** start of RECORDS FOR THIS EXERCISE **

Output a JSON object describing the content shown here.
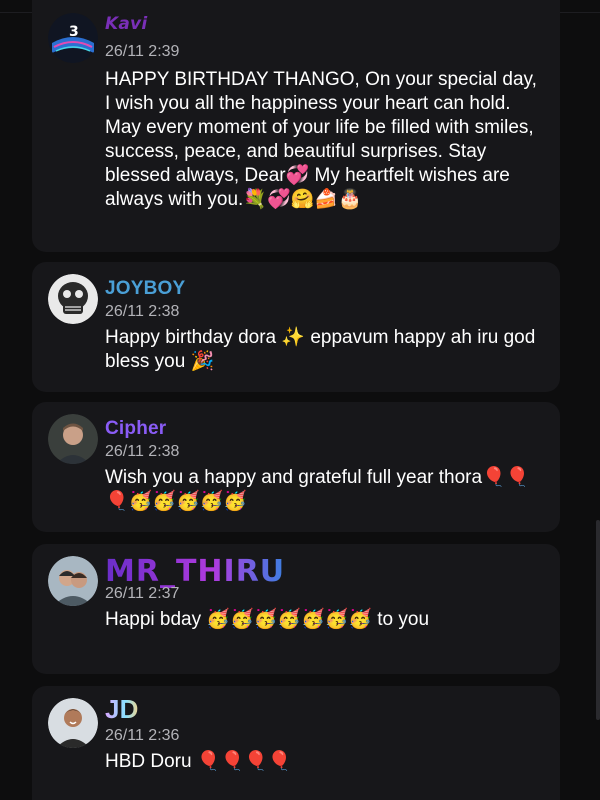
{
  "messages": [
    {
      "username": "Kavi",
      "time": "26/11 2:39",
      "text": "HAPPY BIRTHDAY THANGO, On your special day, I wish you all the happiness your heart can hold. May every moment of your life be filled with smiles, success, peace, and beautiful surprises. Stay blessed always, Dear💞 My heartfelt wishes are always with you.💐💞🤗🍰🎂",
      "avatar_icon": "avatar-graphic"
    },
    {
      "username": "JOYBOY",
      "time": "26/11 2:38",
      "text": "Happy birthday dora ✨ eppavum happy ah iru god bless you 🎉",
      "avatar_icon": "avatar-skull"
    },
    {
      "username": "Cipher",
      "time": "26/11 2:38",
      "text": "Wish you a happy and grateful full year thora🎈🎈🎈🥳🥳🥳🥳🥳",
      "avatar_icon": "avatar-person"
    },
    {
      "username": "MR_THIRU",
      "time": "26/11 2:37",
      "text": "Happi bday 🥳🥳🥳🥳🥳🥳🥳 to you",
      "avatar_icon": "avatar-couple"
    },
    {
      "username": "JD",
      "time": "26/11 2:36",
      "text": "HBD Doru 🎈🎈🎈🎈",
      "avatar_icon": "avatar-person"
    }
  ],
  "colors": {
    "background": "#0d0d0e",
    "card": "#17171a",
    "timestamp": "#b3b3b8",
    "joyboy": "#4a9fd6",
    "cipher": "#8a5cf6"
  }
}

** end of RECORDS FOR THIS EXERCISE **

### GIVEN INSTRUCTION:
Skipping the pictures, transcribe each line above exactly as it appears.

### OUTPUT OF THE TASK:
Output a JSON object describing the content shown here.
{
  "messages": [
    {
      "username": "Kavi",
      "time": "26/11 2:39",
      "text": "HAPPY BIRTHDAY THANGO, On your special day, I wish you all the happiness your heart can hold. May every moment of your life be filled with smiles, success, peace, and beautiful surprises. Stay blessed always, Dear💞 My heartfelt wishes are always with you.💐💞🤗🍰🎂",
      "avatar_icon": "avatar-graphic"
    },
    {
      "username": "JOYBOY",
      "time": "26/11 2:38",
      "text": "Happy birthday dora ✨ eppavum happy ah iru god bless you 🎉",
      "avatar_icon": "avatar-skull"
    },
    {
      "username": "Cipher",
      "time": "26/11 2:38",
      "text": "Wish you a happy and grateful full year thora🎈🎈🎈🥳🥳🥳🥳🥳",
      "avatar_icon": "avatar-person"
    },
    {
      "username": "MR_THIRU",
      "time": "26/11 2:37",
      "text": "Happi bday 🥳🥳🥳🥳🥳🥳🥳 to you",
      "avatar_icon": "avatar-couple"
    },
    {
      "username": "JD",
      "time": "26/11 2:36",
      "text": "HBD Doru 🎈🎈🎈🎈",
      "avatar_icon": "avatar-person"
    }
  ],
  "colors": {
    "background": "#0d0d0e",
    "card": "#17171a",
    "timestamp": "#b3b3b8",
    "joyboy": "#4a9fd6",
    "cipher": "#8a5cf6"
  }
}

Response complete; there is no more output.